WORK TO DO
Lines containing the string "title" are to be collected in full.

-- START OF LISTED RECORDS --

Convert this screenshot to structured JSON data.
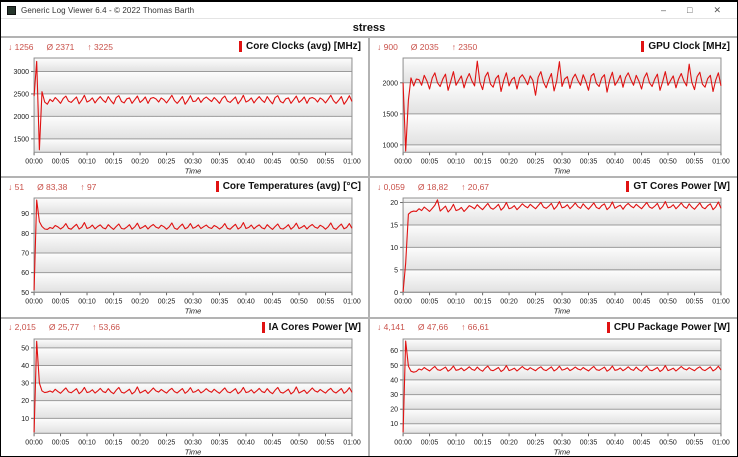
{
  "window": {
    "title": "Generic Log Viewer 6.4 - © 2022 Thomas Barth",
    "controls": {
      "minimize": "–",
      "maximize": "□",
      "close": "✕"
    }
  },
  "header": {
    "title": "stress"
  },
  "colors": {
    "accent_red": "#e01212",
    "stats_red": "#c9514a",
    "grid_line": "#9b9b9b",
    "divider": "#b3b3b3"
  },
  "axis": {
    "time_label": "Time",
    "x_ticks": [
      "00:00",
      "00:05",
      "00:10",
      "00:15",
      "00:20",
      "00:25",
      "00:30",
      "00:35",
      "00:40",
      "00:45",
      "00:50",
      "00:55",
      "01:00"
    ]
  },
  "chart_data": [
    {
      "type": "line",
      "title": "Core Clocks (avg) [MHz]",
      "stats": {
        "min": "↓ 1256",
        "avg": "Ø 2371",
        "max": "↑ 3225"
      },
      "ylim": [
        1200,
        3300
      ],
      "yticks": [
        1500,
        2000,
        2500,
        3000
      ],
      "x_range_minutes": [
        0,
        60
      ],
      "values": [
        2450,
        3225,
        1256,
        2550,
        2320,
        2270,
        2380,
        2330,
        2420,
        2360,
        2290,
        2400,
        2450,
        2340,
        2310,
        2370,
        2430,
        2280,
        2360,
        2470,
        2320,
        2350,
        2410,
        2300,
        2380,
        2440,
        2360,
        2310,
        2440,
        2350,
        2280,
        2420,
        2460,
        2330,
        2300,
        2390,
        2410,
        2290,
        2370,
        2450,
        2310,
        2360,
        2430,
        2290,
        2400,
        2420,
        2390,
        2320,
        2410,
        2370,
        2300,
        2380,
        2470,
        2350,
        2290,
        2360,
        2440,
        2270,
        2350,
        2460,
        2330,
        2340,
        2420,
        2310,
        2390,
        2430,
        2380,
        2330,
        2420,
        2360,
        2290,
        2400,
        2450,
        2340,
        2310,
        2370,
        2430,
        2280,
        2360,
        2470,
        2320,
        2350,
        2410,
        2300,
        2380,
        2440,
        2360,
        2310,
        2440,
        2350,
        2280,
        2420,
        2460,
        2330,
        2300,
        2390,
        2410,
        2290,
        2370,
        2450,
        2310,
        2360,
        2430,
        2290,
        2400,
        2420,
        2390,
        2320,
        2410,
        2370,
        2300,
        2380,
        2470,
        2350,
        2290,
        2360,
        2440,
        2270,
        2350,
        2460,
        2330
      ]
    },
    {
      "type": "line",
      "title": "GPU Clock [MHz]",
      "stats": {
        "min": "↓ 900",
        "avg": "Ø 2035",
        "max": "↑ 2350"
      },
      "ylim": [
        880,
        2400
      ],
      "yticks": [
        1000,
        1500,
        2000
      ],
      "x_range_minutes": [
        0,
        60
      ],
      "values": [
        2000,
        900,
        1720,
        2080,
        1950,
        2060,
        2050,
        1960,
        2120,
        2030,
        1900,
        2080,
        2160,
        2000,
        1940,
        2060,
        2140,
        1880,
        2020,
        2180,
        1960,
        2040,
        2110,
        1920,
        2060,
        2150,
        2030,
        1950,
        2350,
        2010,
        1890,
        2100,
        2170,
        1980,
        1930,
        2070,
        2120,
        1860,
        2040,
        2160,
        1950,
        2050,
        2090,
        1900,
        2080,
        2130,
        2060,
        1970,
        2110,
        2040,
        1800,
        2090,
        2180,
        2010,
        1920,
        2050,
        2150,
        1870,
        2030,
        2340,
        1940,
        2060,
        2100,
        1910,
        2070,
        2140,
        2040,
        1960,
        2130,
        2020,
        1880,
        2110,
        2150,
        1990,
        1940,
        2080,
        2130,
        1850,
        2050,
        2170,
        1960,
        2030,
        2120,
        1930,
        2090,
        2160,
        2050,
        1960,
        2120,
        2030,
        1900,
        2080,
        2160,
        2000,
        1940,
        2060,
        2140,
        1880,
        2020,
        2180,
        1960,
        2040,
        2110,
        1920,
        2060,
        2150,
        2030,
        1950,
        2300,
        2010,
        1890,
        2100,
        2170,
        1980,
        1930,
        2070,
        2120,
        1860,
        2040,
        2160,
        1950
      ]
    },
    {
      "type": "line",
      "title": "Core Temperatures (avg) [°C]",
      "stats": {
        "min": "↓ 51",
        "avg": "Ø 83,38",
        "max": "↑ 97"
      },
      "ylim": [
        50,
        98
      ],
      "yticks": [
        50,
        60,
        70,
        80,
        90
      ],
      "x_range_minutes": [
        0,
        60
      ],
      "values": [
        51,
        97,
        86,
        83.5,
        82.2,
        82,
        83,
        82.5,
        84,
        83.3,
        82.2,
        83.2,
        85,
        82.6,
        82.1,
        83.4,
        84.6,
        82.2,
        83.1,
        85.5,
        82.5,
        83,
        84.2,
        82.3,
        83.5,
        84.3,
        82.8,
        82.3,
        84.4,
        83.1,
        82,
        83.5,
        84.8,
        82.5,
        82.2,
        83.2,
        84.4,
        82.1,
        83.3,
        85.2,
        82.4,
        83.1,
        84,
        82.2,
        83.6,
        84.5,
        83.2,
        82.6,
        84.1,
        83.4,
        82.1,
        83.3,
        85.3,
        82.7,
        82,
        83.5,
        84.7,
        82.3,
        83,
        85,
        82.6,
        83.2,
        84.3,
        82.4,
        83.4,
        84.2,
        83,
        82.5,
        84,
        83.3,
        82.2,
        83.2,
        85,
        82.6,
        82.1,
        83.4,
        84.6,
        82.2,
        83.1,
        85.5,
        82.5,
        83,
        84.2,
        82.3,
        83.5,
        84.3,
        82.8,
        82.3,
        84.4,
        83.1,
        82,
        83.5,
        84.8,
        82.5,
        82.2,
        83.2,
        84.4,
        82.1,
        83.3,
        85.2,
        82.4,
        83.1,
        84,
        82.2,
        83.6,
        84.5,
        83.2,
        82.6,
        84.1,
        83.4,
        82.1,
        83.3,
        85.3,
        82.7,
        82,
        83.5,
        84.7,
        82.3,
        83,
        85,
        82.6
      ]
    },
    {
      "type": "line",
      "title": "GT Cores Power [W]",
      "stats": {
        "min": "↓ 0,059",
        "avg": "Ø 18,82",
        "max": "↑ 20,67"
      },
      "ylim": [
        0,
        21
      ],
      "yticks": [
        0,
        5,
        10,
        15,
        20
      ],
      "x_range_minutes": [
        0,
        60
      ],
      "values": [
        0.06,
        6.5,
        17.4,
        17.9,
        18.1,
        18,
        18.6,
        18.2,
        19,
        18.5,
        18,
        18.7,
        19.4,
        20.6,
        18.1,
        18.6,
        19.2,
        17.9,
        18.5,
        19.6,
        18.2,
        18.4,
        18.9,
        18,
        18.6,
        19.3,
        19,
        18.6,
        19.5,
        18.9,
        18.4,
        19.1,
        19.8,
        18.8,
        18.5,
        19,
        19.6,
        18.3,
        18.9,
        20,
        18.6,
        18.8,
        19.3,
        18.4,
        19,
        19.7,
        19.2,
        18.8,
        19.6,
        19.1,
        18.6,
        19.3,
        20,
        19,
        18.7,
        19.2,
        19.8,
        18.5,
        19.1,
        20.2,
        18.8,
        19,
        19.5,
        18.6,
        19.2,
        19.9,
        19.1,
        18.7,
        19.7,
        19,
        18.5,
        19.2,
        19.9,
        18.9,
        18.6,
        19.3,
        19.7,
        18.4,
        19,
        20.1,
        18.7,
        19.1,
        19.4,
        18.5,
        19.3,
        19.8,
        19.2,
        18.8,
        19.6,
        19.1,
        18.6,
        19.3,
        20,
        19,
        18.7,
        19.2,
        19.8,
        18.5,
        19.1,
        20.2,
        18.8,
        19,
        19.5,
        18.6,
        19.2,
        19.9,
        19.1,
        18.7,
        19.7,
        19,
        18.5,
        19.2,
        19.9,
        18.9,
        18.6,
        19.3,
        19.7,
        18.4,
        19,
        20.1,
        18.7
      ]
    },
    {
      "type": "line",
      "title": "IA Cores Power [W]",
      "stats": {
        "min": "↓ 2,015",
        "avg": "Ø 25,77",
        "max": "↑ 53,66"
      },
      "ylim": [
        1.5,
        55
      ],
      "yticks": [
        10,
        20,
        30,
        40,
        50
      ],
      "x_range_minutes": [
        0,
        60
      ],
      "values": [
        2,
        53.7,
        30,
        25.5,
        24.6,
        24.9,
        25.5,
        24.8,
        26.5,
        25.2,
        24.2,
        25.8,
        27.2,
        25,
        24.5,
        25.6,
        26.8,
        24,
        25.2,
        27.5,
        24.6,
        25,
        26.2,
        24.3,
        25.5,
        27,
        25.2,
        24.6,
        26.8,
        25,
        24,
        26,
        27.5,
        24.8,
        24.3,
        25.4,
        26.5,
        23.8,
        25,
        27.8,
        24.4,
        25.1,
        26,
        24.1,
        25.6,
        27.2,
        25.6,
        24.9,
        26.4,
        25.3,
        24.3,
        25.9,
        27,
        25.1,
        24.4,
        25.7,
        26.9,
        24.2,
        25.3,
        27.4,
        24.7,
        25.2,
        26.3,
        24.4,
        25.4,
        26.8,
        25.5,
        24.8,
        26.5,
        25.2,
        24.2,
        25.8,
        27.2,
        25,
        24.5,
        25.6,
        26.8,
        24,
        25.2,
        27.5,
        24.6,
        25,
        26.2,
        24.3,
        25.5,
        27,
        25.2,
        24.6,
        26.8,
        25,
        24,
        26,
        27.5,
        24.8,
        24.3,
        25.4,
        26.5,
        23.8,
        25,
        27.8,
        24.4,
        25.1,
        26,
        24.1,
        25.6,
        27.2,
        25.6,
        24.9,
        26.4,
        25.3,
        24.3,
        25.9,
        27,
        25.1,
        24.4,
        25.7,
        26.9,
        24.2,
        25.3,
        27.4,
        24.7
      ]
    },
    {
      "type": "line",
      "title": "CPU Package Power [W]",
      "stats": {
        "min": "↓ 4,141",
        "avg": "Ø 47,66",
        "max": "↑ 66,61"
      },
      "ylim": [
        3.5,
        68
      ],
      "yticks": [
        10,
        20,
        30,
        40,
        50,
        60
      ],
      "x_range_minutes": [
        0,
        60
      ],
      "values": [
        4.1,
        66.6,
        49.5,
        46,
        45.3,
        45.8,
        47.5,
        46.8,
        48.5,
        47.2,
        46.2,
        47.8,
        49.2,
        47,
        46.5,
        47.6,
        48.8,
        46,
        47.2,
        49.5,
        46.6,
        47,
        48.2,
        46.3,
        47.5,
        49,
        47.2,
        46.5,
        48.8,
        47,
        46,
        48,
        49.5,
        46.8,
        46.3,
        47.4,
        48.5,
        45.8,
        47,
        49.8,
        46.4,
        47.1,
        48,
        46.1,
        47.6,
        49.2,
        47.6,
        46.9,
        48.4,
        47.3,
        46.3,
        47.9,
        49,
        47.1,
        46.4,
        47.7,
        48.9,
        46.2,
        47.3,
        49.4,
        46.7,
        47.2,
        48.3,
        46.4,
        47.4,
        48.8,
        47.5,
        46.8,
        48.5,
        47.2,
        46.2,
        47.8,
        49.2,
        47,
        46.5,
        47.6,
        48.8,
        46,
        47.2,
        49.5,
        46.6,
        47,
        48.2,
        46.3,
        47.5,
        49,
        47.2,
        46.5,
        48.8,
        47,
        46,
        48,
        49.5,
        46.8,
        46.3,
        47.4,
        48.5,
        45.8,
        47,
        49.8,
        46.4,
        47.1,
        48,
        46.1,
        47.6,
        49.2,
        47.6,
        46.9,
        48.4,
        47.3,
        46.3,
        47.9,
        49,
        47.1,
        46.4,
        47.7,
        48.9,
        46.2,
        47.3,
        49.4,
        46.7
      ]
    }
  ]
}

-- END OF LISTED RECORDS --

FULL SOLUTION
    "title": "Generic Log Viewer 6.4 - © 2022 Thomas Barth",
    "title": "stress"
      "title": "Core Clocks (avg) [MHz]",
      "title": "GPU Clock [MHz]",
      "title": "Core Temperatures (avg) [°C]",
      "title": "GT Cores Power [W]",
      "title": "IA Cores Power [W]",
      "title": "CPU Package Power [W]",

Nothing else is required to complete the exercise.